PROBLEM TO SOLVE: Retype each of the following rows word for word, keeping every character, number, and space unchanged.

((

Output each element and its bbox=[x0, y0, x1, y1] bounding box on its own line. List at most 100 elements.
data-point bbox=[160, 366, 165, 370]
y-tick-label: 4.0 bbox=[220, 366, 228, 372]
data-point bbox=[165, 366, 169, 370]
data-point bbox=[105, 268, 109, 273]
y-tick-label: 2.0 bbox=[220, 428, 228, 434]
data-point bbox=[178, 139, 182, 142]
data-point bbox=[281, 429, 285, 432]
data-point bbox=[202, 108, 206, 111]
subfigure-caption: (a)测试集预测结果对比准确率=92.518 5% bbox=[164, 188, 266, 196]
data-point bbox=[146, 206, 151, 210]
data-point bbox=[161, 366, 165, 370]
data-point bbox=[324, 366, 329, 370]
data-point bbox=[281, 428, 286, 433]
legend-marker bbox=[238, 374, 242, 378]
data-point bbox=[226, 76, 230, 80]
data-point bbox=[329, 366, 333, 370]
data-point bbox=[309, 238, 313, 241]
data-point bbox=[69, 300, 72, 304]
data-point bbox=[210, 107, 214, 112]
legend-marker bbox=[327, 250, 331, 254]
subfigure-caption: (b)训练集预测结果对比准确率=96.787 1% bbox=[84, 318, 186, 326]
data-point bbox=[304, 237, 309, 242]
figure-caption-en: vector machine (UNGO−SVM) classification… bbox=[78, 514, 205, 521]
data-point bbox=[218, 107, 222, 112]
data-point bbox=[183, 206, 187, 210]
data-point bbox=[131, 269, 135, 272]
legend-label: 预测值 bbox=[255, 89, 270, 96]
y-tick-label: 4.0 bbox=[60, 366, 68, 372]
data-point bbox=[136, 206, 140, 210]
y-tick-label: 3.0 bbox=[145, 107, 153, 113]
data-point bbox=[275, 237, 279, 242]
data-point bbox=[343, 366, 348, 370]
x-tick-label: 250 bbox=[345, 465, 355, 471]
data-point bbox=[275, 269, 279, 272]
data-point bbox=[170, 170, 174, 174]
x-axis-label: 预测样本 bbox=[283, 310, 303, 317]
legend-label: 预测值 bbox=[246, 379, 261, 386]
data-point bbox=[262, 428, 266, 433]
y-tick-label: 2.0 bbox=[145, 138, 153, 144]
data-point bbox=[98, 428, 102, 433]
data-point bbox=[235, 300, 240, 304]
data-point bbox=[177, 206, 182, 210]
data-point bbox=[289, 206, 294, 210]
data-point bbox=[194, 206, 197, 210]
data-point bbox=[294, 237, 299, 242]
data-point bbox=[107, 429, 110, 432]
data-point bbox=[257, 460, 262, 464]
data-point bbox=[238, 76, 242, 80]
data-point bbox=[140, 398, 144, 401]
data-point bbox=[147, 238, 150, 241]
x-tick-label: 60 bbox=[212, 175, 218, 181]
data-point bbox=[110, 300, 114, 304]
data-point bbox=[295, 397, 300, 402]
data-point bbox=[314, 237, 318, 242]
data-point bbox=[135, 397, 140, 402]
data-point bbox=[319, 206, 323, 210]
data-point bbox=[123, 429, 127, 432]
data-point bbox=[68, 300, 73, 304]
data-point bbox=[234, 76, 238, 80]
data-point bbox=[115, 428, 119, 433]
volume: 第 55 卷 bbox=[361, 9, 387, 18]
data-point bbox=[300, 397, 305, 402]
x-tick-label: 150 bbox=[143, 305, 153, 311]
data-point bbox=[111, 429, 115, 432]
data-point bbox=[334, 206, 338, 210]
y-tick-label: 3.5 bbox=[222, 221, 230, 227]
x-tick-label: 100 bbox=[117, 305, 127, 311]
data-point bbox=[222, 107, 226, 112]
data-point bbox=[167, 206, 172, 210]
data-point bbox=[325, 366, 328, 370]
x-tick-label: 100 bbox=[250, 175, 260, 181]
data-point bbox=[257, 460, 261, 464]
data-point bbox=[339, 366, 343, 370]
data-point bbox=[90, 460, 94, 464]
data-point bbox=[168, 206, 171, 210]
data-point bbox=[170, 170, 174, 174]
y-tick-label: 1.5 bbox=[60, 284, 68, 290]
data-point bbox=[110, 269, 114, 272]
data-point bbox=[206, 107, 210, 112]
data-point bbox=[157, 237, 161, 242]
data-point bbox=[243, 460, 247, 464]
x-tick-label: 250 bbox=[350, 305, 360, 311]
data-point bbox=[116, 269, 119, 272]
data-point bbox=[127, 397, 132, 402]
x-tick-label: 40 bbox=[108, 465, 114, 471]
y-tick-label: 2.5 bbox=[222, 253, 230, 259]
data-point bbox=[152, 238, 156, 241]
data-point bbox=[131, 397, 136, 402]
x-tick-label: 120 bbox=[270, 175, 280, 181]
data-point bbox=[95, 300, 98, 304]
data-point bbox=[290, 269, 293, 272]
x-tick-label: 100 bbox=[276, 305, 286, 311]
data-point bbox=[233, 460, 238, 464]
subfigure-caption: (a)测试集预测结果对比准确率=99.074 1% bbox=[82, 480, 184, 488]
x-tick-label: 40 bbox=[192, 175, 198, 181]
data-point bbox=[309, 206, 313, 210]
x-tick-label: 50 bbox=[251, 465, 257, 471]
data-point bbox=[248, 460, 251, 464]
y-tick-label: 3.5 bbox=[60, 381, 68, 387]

))

CORRECT OUTPUT:
Output each element and its bbox=[x0, y0, x1, y1] bounding box on its own line. List at most 100 elements.
data-point bbox=[160, 366, 165, 370]
y-tick-label: 4.0 bbox=[220, 366, 228, 372]
data-point bbox=[165, 366, 169, 370]
data-point bbox=[105, 268, 109, 273]
y-tick-label: 2.0 bbox=[220, 428, 228, 434]
data-point bbox=[178, 139, 182, 142]
data-point bbox=[281, 429, 285, 432]
data-point bbox=[202, 108, 206, 111]
subfigure-caption: (a)测试集预测结果对比准确率=92.518 5% bbox=[164, 188, 266, 196]
data-point bbox=[146, 206, 151, 210]
data-point bbox=[161, 366, 165, 370]
data-point bbox=[324, 366, 329, 370]
data-point bbox=[281, 428, 286, 433]
legend-marker bbox=[238, 374, 242, 378]
data-point bbox=[226, 76, 230, 80]
data-point bbox=[329, 366, 333, 370]
data-point bbox=[309, 238, 313, 241]
data-point bbox=[69, 300, 72, 304]
data-point bbox=[210, 107, 214, 112]
legend-marker bbox=[327, 250, 331, 254]
subfigure-caption: (b)训练集预测结果对比准确率=96.787 1% bbox=[84, 318, 186, 326]
data-point bbox=[304, 237, 309, 242]
figure-caption-en: vector machine (UNGO−SVM) classification… bbox=[78, 514, 205, 521]
data-point bbox=[218, 107, 222, 112]
data-point bbox=[183, 206, 187, 210]
data-point bbox=[131, 269, 135, 272]
legend-label: 预测值 bbox=[255, 89, 270, 96]
y-tick-label: 4.0 bbox=[60, 366, 68, 372]
data-point bbox=[136, 206, 140, 210]
y-tick-label: 3.0 bbox=[145, 107, 153, 113]
data-point bbox=[275, 237, 279, 242]
data-point bbox=[343, 366, 348, 370]
x-tick-label: 250 bbox=[345, 465, 355, 471]
data-point bbox=[275, 269, 279, 272]
data-point bbox=[170, 170, 174, 174]
x-axis-label: 预测样本 bbox=[283, 310, 303, 317]
legend-label: 预测值 bbox=[246, 379, 261, 386]
data-point bbox=[262, 428, 266, 433]
y-tick-label: 2.0 bbox=[145, 138, 153, 144]
data-point bbox=[98, 428, 102, 433]
data-point bbox=[235, 300, 240, 304]
data-point bbox=[177, 206, 182, 210]
data-point bbox=[289, 206, 294, 210]
data-point bbox=[194, 206, 197, 210]
data-point bbox=[294, 237, 299, 242]
data-point bbox=[107, 429, 110, 432]
data-point bbox=[257, 460, 262, 464]
data-point bbox=[238, 76, 242, 80]
data-point bbox=[140, 398, 144, 401]
data-point bbox=[147, 238, 150, 241]
x-tick-label: 60 bbox=[212, 175, 218, 181]
data-point bbox=[110, 300, 114, 304]
data-point bbox=[295, 397, 300, 402]
data-point bbox=[314, 237, 318, 242]
data-point bbox=[135, 397, 140, 402]
data-point bbox=[319, 206, 323, 210]
data-point bbox=[123, 429, 127, 432]
data-point bbox=[68, 300, 73, 304]
data-point bbox=[234, 76, 238, 80]
data-point bbox=[115, 428, 119, 433]
volume: 第 55 卷 bbox=[361, 9, 387, 18]
data-point bbox=[300, 397, 305, 402]
x-tick-label: 150 bbox=[143, 305, 153, 311]
data-point bbox=[111, 429, 115, 432]
data-point bbox=[334, 206, 338, 210]
y-tick-label: 3.5 bbox=[222, 221, 230, 227]
x-tick-label: 100 bbox=[117, 305, 127, 311]
data-point bbox=[222, 107, 226, 112]
data-point bbox=[167, 206, 172, 210]
data-point bbox=[325, 366, 328, 370]
x-tick-label: 100 bbox=[250, 175, 260, 181]
data-point bbox=[257, 460, 261, 464]
data-point bbox=[339, 366, 343, 370]
data-point bbox=[90, 460, 94, 464]
data-point bbox=[168, 206, 171, 210]
data-point bbox=[170, 170, 174, 174]
y-tick-label: 1.5 bbox=[60, 284, 68, 290]
data-point bbox=[110, 269, 114, 272]
data-point bbox=[206, 107, 210, 112]
data-point bbox=[157, 237, 161, 242]
data-point bbox=[243, 460, 247, 464]
x-tick-label: 250 bbox=[350, 305, 360, 311]
data-point bbox=[116, 269, 119, 272]
data-point bbox=[127, 397, 132, 402]
x-tick-label: 40 bbox=[108, 465, 114, 471]
y-tick-label: 2.5 bbox=[222, 253, 230, 259]
data-point bbox=[152, 238, 156, 241]
data-point bbox=[131, 397, 136, 402]
x-tick-label: 120 bbox=[270, 175, 280, 181]
data-point bbox=[95, 300, 98, 304]
data-point bbox=[290, 269, 293, 272]
x-tick-label: 100 bbox=[276, 305, 286, 311]
data-point bbox=[233, 460, 238, 464]
subfigure-caption: (a)测试集预测结果对比准确率=99.074 1% bbox=[82, 480, 184, 488]
x-tick-label: 40 bbox=[192, 175, 198, 181]
data-point bbox=[309, 206, 313, 210]
x-tick-label: 50 bbox=[251, 465, 257, 471]
data-point bbox=[248, 460, 251, 464]
y-tick-label: 3.5 bbox=[60, 381, 68, 387]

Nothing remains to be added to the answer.